# [WHAT NEEDS TO BE DONE]
Transcribe the records below exactly.

___ MATERIAL SUPPLIED ___

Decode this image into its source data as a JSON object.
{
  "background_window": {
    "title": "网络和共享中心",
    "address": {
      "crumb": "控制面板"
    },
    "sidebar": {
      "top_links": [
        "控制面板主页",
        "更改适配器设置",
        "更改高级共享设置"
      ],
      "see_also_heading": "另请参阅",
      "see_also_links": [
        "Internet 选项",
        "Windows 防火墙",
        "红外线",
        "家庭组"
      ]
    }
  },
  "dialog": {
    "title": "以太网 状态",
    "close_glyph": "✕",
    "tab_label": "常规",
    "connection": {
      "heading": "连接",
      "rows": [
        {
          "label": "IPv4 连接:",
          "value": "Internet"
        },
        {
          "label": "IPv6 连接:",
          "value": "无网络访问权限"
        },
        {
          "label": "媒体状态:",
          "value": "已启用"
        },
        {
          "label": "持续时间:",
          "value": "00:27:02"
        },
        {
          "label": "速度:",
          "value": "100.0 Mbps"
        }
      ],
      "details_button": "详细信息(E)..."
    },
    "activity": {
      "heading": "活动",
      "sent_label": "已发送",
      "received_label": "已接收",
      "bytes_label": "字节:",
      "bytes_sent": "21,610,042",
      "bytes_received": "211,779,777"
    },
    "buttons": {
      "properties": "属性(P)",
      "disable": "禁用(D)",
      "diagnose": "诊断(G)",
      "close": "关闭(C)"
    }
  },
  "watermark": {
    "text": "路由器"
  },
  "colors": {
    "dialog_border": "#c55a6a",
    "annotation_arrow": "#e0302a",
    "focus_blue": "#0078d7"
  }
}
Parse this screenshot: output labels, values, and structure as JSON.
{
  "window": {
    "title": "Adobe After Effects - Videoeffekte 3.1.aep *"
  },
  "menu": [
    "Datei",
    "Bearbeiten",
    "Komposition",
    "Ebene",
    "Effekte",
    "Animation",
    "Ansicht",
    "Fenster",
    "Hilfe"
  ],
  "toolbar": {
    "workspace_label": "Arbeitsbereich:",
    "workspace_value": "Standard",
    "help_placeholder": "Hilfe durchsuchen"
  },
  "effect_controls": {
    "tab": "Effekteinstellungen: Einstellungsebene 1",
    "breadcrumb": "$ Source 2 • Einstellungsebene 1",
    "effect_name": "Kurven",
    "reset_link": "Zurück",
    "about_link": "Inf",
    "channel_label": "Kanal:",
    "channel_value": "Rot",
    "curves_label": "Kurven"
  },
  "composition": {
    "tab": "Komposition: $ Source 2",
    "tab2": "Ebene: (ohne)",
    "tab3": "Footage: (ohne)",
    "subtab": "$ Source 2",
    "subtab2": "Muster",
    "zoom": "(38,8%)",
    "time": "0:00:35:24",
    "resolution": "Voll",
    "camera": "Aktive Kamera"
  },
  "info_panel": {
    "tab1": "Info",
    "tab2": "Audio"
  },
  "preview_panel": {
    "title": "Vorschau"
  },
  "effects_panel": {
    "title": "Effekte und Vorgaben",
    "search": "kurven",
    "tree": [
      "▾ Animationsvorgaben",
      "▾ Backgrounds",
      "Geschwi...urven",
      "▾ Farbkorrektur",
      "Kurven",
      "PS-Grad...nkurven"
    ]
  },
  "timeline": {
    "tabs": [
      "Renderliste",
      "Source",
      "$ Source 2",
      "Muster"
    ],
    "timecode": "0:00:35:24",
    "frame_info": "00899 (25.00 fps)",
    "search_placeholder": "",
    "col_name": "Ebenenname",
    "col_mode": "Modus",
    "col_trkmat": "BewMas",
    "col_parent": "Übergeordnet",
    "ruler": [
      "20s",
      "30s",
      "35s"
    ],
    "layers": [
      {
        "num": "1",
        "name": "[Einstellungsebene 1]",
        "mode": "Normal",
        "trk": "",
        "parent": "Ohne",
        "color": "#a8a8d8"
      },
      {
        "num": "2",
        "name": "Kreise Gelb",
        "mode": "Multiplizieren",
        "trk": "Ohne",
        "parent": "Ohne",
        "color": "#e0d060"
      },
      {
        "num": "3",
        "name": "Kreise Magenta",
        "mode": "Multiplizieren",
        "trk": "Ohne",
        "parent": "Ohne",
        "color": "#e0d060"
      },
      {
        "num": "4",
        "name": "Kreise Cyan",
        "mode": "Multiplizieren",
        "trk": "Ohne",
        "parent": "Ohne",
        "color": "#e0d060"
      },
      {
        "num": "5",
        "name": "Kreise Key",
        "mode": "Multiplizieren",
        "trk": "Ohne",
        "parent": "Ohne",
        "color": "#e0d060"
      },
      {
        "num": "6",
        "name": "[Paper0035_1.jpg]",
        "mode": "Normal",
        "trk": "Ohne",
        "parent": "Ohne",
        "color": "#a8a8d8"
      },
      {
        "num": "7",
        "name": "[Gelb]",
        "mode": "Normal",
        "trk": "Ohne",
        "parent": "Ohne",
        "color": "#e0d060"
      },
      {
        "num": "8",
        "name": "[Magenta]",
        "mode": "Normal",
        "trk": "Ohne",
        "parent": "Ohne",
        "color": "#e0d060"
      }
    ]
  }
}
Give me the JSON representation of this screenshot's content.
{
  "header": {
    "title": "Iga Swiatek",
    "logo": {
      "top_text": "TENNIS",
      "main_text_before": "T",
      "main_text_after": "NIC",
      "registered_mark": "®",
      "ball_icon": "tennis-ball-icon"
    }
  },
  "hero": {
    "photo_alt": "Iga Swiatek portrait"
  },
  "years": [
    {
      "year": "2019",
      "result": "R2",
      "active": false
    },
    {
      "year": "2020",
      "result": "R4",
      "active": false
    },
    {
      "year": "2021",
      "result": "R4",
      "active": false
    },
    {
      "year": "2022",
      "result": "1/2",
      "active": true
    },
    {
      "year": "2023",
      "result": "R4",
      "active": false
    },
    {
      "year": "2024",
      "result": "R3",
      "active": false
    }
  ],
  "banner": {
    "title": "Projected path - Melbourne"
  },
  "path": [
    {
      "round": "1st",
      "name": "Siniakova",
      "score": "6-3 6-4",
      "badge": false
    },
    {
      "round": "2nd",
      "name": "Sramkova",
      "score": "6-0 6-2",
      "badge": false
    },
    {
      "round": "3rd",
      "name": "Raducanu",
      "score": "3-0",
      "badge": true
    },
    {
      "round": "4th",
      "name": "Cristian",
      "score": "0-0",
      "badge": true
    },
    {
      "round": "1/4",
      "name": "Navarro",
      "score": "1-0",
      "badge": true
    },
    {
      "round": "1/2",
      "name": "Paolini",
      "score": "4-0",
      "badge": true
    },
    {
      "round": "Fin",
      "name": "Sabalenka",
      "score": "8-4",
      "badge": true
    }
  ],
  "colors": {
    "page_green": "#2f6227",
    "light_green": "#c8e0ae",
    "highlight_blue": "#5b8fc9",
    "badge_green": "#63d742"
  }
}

___

# [RESULT FOR THIS EXERCISE]
Decode this image into its source data as a JSON object.
{
  "background_window": {
    "title": "网络和共享中心",
    "address": {
      "crumb": "控制面板"
    },
    "sidebar": {
      "top_links": [
        "控制面板主页",
        "更改适配器设置",
        "更改高级共享设置"
      ],
      "see_also_heading": "另请参阅",
      "see_also_links": [
        "Internet 选项",
        "Windows 防火墙",
        "红外线",
        "家庭组"
      ]
    }
  },
  "dialog": {
    "title": "以太网 状态",
    "close_glyph": "✕",
    "tab_label": "常规",
    "connection": {
      "heading": "连接",
      "rows": [
        {
          "label": "IPv4 连接:",
          "value": "Internet"
        },
        {
          "label": "IPv6 连接:",
          "value": "无网络访问权限"
        },
        {
          "label": "媒体状态:",
          "value": "已启用"
        },
        {
          "label": "持续时间:",
          "value": "00:27:02"
        },
        {
          "label": "速度:",
          "value": "100.0 Mbps"
        }
      ],
      "details_button": "详细信息(E)..."
    },
    "activity": {
      "heading": "活动",
      "sent_label": "已发送",
      "received_label": "已接收",
      "bytes_label": "字节:",
      "bytes_sent": "21,610,042",
      "bytes_received": "211,779,777"
    },
    "buttons": {
      "properties": "属性(P)",
      "disable": "禁用(D)",
      "diagnose": "诊断(G)",
      "close": "关闭(C)"
    }
  },
  "watermark": {
    "text": "路由器"
  },
  "colors": {
    "dialog_border": "#c55a6a",
    "annotation_arrow": "#e0302a",
    "focus_blue": "#0078d7"
  }
}
Parse this screenshot: output labels, values, and structure as JSON.
{
  "window": {
    "title": "Adobe After Effects - Videoeffekte 3.1.aep *"
  },
  "menu": [
    "Datei",
    "Bearbeiten",
    "Komposition",
    "Ebene",
    "Effekte",
    "Animation",
    "Ansicht",
    "Fenster",
    "Hilfe"
  ],
  "toolbar": {
    "workspace_label": "Arbeitsbereich:",
    "workspace_value": "Standard",
    "help_placeholder": "Hilfe durchsuchen"
  },
  "effect_controls": {
    "tab": "Effekteinstellungen: Einstellungsebene 1",
    "breadcrumb": "$ Source 2 • Einstellungsebene 1",
    "effect_name": "Kurven",
    "reset_link": "Zurück",
    "about_link": "Inf",
    "channel_label": "Kanal:",
    "channel_value": "Rot",
    "curves_label": "Kurven"
  },
  "composition": {
    "tab": "Komposition: $ Source 2",
    "tab2": "Ebene: (ohne)",
    "tab3": "Footage: (ohne)",
    "subtab": "$ Source 2",
    "subtab2": "Muster",
    "zoom": "(38,8%)",
    "time": "0:00:35:24",
    "resolution": "Voll",
    "camera": "Aktive Kamera"
  },
  "info_panel": {
    "tab1": "Info",
    "tab2": "Audio"
  },
  "preview_panel": {
    "title": "Vorschau"
  },
  "effects_panel": {
    "title": "Effekte und Vorgaben",
    "search": "kurven",
    "tree": [
      "▾ Animationsvorgaben",
      "▾ Backgrounds",
      "Geschwi...urven",
      "▾ Farbkorrektur",
      "Kurven",
      "PS-Grad...nkurven"
    ]
  },
  "timeline": {
    "tabs": [
      "Renderliste",
      "Source",
      "$ Source 2",
      "Muster"
    ],
    "timecode": "0:00:35:24",
    "frame_info": "00899 (25.00 fps)",
    "search_placeholder": "",
    "col_name": "Ebenenname",
    "col_mode": "Modus",
    "col_trkmat": "BewMas",
    "col_parent": "Übergeordnet",
    "ruler": [
      "20s",
      "30s",
      "35s"
    ],
    "layers": [
      {
        "num": "1",
        "name": "[Einstellungsebene 1]",
        "mode": "Normal",
        "trk": "",
        "parent": "Ohne",
        "color": "#a8a8d8"
      },
      {
        "num": "2",
        "name": "Kreise Gelb",
        "mode": "Multiplizieren",
        "trk": "Ohne",
        "parent": "Ohne",
        "color": "#e0d060"
      },
      {
        "num": "3",
        "name": "Kreise Magenta",
        "mode": "Multiplizieren",
        "trk": "Ohne",
        "parent": "Ohne",
        "color": "#e0d060"
      },
      {
        "num": "4",
        "name": "Kreise Cyan",
        "mode": "Multiplizieren",
        "trk": "Ohne",
        "parent": "Ohne",
        "color": "#e0d060"
      },
      {
        "num": "5",
        "name": "Kreise Key",
        "mode": "Multiplizieren",
        "trk": "Ohne",
        "parent": "Ohne",
        "color": "#e0d060"
      },
      {
        "num": "6",
        "name": "[Paper0035_1.jpg]",
        "mode": "Normal",
        "trk": "Ohne",
        "parent": "Ohne",
        "color": "#a8a8d8"
      },
      {
        "num": "7",
        "name": "[Gelb]",
        "mode": "Normal",
        "trk": "Ohne",
        "parent": "Ohne",
        "color": "#e0d060"
      },
      {
        "num": "8",
        "name": "[Magenta]",
        "mode": "Normal",
        "trk": "Ohne",
        "parent": "Ohne",
        "color": "#e0d060"
      }
    ]
  }
}
Give me the JSON representation of this screenshot's content.
{
  "header": {
    "title": "Iga Swiatek",
    "logo": {
      "top_text": "TENNIS",
      "main_text_before": "T",
      "main_text_after": "NIC",
      "registered_mark": "®",
      "ball_icon": "tennis-ball-icon"
    }
  },
  "hero": {
    "photo_alt": "Iga Swiatek portrait"
  },
  "years": [
    {
      "year": "2019",
      "result": "R2",
      "active": false
    },
    {
      "year": "2020",
      "result": "R4",
      "active": false
    },
    {
      "year": "2021",
      "result": "R4",
      "active": false
    },
    {
      "year": "2022",
      "result": "1/2",
      "active": true
    },
    {
      "year": "2023",
      "result": "R4",
      "active": false
    },
    {
      "year": "2024",
      "result": "R3",
      "active": false
    }
  ],
  "banner": {
    "title": "Projected path - Melbourne"
  },
  "path": [
    {
      "round": "1st",
      "name": "Siniakova",
      "score": "6-3 6-4",
      "badge": false
    },
    {
      "round": "2nd",
      "name": "Sramkova",
      "score": "6-0 6-2",
      "badge": false
    },
    {
      "round": "3rd",
      "name": "Raducanu",
      "score": "3-0",
      "badge": true
    },
    {
      "round": "4th",
      "name": "Cristian",
      "score": "0-0",
      "badge": true
    },
    {
      "round": "1/4",
      "name": "Navarro",
      "score": "1-0",
      "badge": true
    },
    {
      "round": "1/2",
      "name": "Paolini",
      "score": "4-0",
      "badge": true
    },
    {
      "round": "Fin",
      "name": "Sabalenka",
      "score": "8-4",
      "badge": true
    }
  ],
  "colors": {
    "page_green": "#2f6227",
    "light_green": "#c8e0ae",
    "highlight_blue": "#5b8fc9",
    "badge_green": "#63d742"
  }
}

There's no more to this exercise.